__Exercise task__.
Scan the material below for the string "this", and copy every line where it shows up.
+++++
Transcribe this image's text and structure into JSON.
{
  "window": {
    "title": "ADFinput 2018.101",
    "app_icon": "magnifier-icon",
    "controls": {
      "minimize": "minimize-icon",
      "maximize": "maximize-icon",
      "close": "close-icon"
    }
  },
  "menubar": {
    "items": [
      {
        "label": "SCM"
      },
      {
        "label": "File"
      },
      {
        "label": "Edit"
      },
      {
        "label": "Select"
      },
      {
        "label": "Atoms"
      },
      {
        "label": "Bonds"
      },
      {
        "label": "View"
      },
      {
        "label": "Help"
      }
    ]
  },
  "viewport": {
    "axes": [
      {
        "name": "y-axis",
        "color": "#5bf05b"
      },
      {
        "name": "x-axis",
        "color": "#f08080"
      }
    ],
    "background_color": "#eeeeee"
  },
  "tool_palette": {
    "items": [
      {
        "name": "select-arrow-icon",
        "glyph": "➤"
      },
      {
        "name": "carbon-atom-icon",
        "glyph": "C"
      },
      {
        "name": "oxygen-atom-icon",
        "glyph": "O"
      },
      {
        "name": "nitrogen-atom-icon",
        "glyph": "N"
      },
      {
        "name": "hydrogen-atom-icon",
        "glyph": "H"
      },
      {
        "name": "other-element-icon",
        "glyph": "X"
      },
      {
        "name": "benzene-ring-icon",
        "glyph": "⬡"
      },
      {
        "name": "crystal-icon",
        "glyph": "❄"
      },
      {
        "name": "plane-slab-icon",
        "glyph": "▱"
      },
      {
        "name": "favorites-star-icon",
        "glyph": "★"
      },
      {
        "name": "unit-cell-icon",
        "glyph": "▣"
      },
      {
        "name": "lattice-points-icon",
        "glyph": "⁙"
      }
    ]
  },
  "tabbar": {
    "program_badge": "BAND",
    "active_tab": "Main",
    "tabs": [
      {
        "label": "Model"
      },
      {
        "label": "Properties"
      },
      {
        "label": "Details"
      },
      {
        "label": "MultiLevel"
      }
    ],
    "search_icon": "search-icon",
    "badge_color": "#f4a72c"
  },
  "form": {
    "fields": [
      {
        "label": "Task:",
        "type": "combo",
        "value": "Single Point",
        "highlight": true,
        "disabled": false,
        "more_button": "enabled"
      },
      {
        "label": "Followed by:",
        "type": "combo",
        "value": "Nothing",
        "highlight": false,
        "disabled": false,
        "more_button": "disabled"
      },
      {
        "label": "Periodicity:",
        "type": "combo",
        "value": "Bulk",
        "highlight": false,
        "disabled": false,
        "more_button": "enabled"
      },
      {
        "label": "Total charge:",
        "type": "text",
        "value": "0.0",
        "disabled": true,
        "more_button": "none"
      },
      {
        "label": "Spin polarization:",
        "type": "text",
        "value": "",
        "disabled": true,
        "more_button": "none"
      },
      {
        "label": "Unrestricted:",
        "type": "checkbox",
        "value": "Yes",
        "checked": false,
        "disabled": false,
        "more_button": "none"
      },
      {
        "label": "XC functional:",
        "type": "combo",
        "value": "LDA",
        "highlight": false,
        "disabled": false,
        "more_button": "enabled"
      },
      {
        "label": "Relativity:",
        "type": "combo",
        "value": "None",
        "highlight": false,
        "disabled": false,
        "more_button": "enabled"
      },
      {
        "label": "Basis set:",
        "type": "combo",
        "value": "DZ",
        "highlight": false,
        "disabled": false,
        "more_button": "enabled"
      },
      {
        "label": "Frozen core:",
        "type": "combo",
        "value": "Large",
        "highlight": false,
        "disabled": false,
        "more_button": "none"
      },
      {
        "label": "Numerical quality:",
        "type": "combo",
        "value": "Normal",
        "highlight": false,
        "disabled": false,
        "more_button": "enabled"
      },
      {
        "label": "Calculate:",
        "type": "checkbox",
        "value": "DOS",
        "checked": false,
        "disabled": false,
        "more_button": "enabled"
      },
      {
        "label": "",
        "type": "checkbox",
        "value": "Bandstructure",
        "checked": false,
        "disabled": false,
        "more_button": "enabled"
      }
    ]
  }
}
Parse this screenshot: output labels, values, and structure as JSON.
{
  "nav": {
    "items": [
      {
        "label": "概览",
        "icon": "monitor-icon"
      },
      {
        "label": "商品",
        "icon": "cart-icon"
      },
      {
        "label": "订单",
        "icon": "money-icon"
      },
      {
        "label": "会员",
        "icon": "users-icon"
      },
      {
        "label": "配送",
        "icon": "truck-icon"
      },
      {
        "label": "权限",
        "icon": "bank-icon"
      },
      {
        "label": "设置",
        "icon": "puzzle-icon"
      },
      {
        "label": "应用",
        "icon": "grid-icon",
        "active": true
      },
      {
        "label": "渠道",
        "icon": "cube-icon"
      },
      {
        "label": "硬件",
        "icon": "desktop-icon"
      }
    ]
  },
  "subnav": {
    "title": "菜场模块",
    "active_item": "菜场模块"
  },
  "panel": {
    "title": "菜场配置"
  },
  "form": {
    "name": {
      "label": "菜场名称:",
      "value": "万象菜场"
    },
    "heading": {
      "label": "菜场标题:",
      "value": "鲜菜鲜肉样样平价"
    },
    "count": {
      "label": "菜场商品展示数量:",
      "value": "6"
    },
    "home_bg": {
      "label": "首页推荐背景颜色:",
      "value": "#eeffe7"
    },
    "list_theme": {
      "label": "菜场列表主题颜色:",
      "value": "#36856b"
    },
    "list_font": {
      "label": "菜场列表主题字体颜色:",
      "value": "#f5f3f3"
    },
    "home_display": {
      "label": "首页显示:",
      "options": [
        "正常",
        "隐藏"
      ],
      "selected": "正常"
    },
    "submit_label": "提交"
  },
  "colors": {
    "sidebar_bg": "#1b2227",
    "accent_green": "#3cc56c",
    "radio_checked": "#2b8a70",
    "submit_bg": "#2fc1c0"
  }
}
+++++
__Full output__.
Transcribe this image's text and structure into JSON.
Parse this screenshot: output labels, values, and structure as JSON.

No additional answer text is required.